▸ **Excerpted data**:
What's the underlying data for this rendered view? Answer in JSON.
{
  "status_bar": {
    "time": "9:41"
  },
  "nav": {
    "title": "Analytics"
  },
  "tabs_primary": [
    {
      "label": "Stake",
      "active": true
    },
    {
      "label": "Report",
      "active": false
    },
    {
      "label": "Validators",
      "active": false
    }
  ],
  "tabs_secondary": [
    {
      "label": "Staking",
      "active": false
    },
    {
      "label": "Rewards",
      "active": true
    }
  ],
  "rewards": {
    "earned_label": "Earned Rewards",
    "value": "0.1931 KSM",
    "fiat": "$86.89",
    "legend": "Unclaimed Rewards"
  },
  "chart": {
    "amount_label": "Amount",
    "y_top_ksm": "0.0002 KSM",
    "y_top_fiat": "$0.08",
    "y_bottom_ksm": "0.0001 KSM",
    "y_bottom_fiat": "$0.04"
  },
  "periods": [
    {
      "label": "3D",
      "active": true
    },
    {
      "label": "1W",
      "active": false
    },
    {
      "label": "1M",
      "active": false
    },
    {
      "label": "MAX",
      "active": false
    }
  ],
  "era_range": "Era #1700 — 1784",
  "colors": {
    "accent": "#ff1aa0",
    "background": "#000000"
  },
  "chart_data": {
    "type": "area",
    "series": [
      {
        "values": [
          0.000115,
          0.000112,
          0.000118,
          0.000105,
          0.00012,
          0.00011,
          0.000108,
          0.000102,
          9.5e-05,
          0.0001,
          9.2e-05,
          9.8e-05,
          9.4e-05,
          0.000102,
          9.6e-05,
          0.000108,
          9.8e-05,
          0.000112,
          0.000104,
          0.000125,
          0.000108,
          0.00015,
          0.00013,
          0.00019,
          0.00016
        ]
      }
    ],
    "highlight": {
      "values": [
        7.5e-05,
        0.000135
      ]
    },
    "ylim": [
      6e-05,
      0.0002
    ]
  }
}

▸ **Stated task**: Every record above should be output exactly.

▸ **Task result**:
What's the underlying data for this rendered view? Answer in JSON.
{
  "status_bar": {
    "time": "9:41"
  },
  "nav": {
    "title": "Analytics"
  },
  "tabs_primary": [
    {
      "label": "Stake",
      "active": true
    },
    {
      "label": "Report",
      "active": false
    },
    {
      "label": "Validators",
      "active": false
    }
  ],
  "tabs_secondary": [
    {
      "label": "Staking",
      "active": false
    },
    {
      "label": "Rewards",
      "active": true
    }
  ],
  "rewards": {
    "earned_label": "Earned Rewards",
    "value": "0.1931 KSM",
    "fiat": "$86.89",
    "legend": "Unclaimed Rewards"
  },
  "chart": {
    "amount_label": "Amount",
    "y_top_ksm": "0.0002 KSM",
    "y_top_fiat": "$0.08",
    "y_bottom_ksm": "0.0001 KSM",
    "y_bottom_fiat": "$0.04"
  },
  "periods": [
    {
      "label": "3D",
      "active": true
    },
    {
      "label": "1W",
      "active": false
    },
    {
      "label": "1M",
      "active": false
    },
    {
      "label": "MAX",
      "active": false
    }
  ],
  "era_range": "Era #1700 — 1784",
  "colors": {
    "accent": "#ff1aa0",
    "background": "#000000"
  },
  "chart_data": {
    "type": "area",
    "series": [
      {
        "values": [
          0.000115,
          0.000112,
          0.000118,
          0.000105,
          0.00012,
          0.00011,
          0.000108,
          0.000102,
          9.5e-05,
          0.0001,
          9.2e-05,
          9.8e-05,
          9.4e-05,
          0.000102,
          9.6e-05,
          0.000108,
          9.8e-05,
          0.000112,
          0.000104,
          0.000125,
          0.000108,
          0.00015,
          0.00013,
          0.00019,
          0.00016
        ]
      }
    ],
    "highlight": {
      "values": [
        7.5e-05,
        0.000135
      ]
    },
    "ylim": [
      6e-05,
      0.0002
    ]
  }
}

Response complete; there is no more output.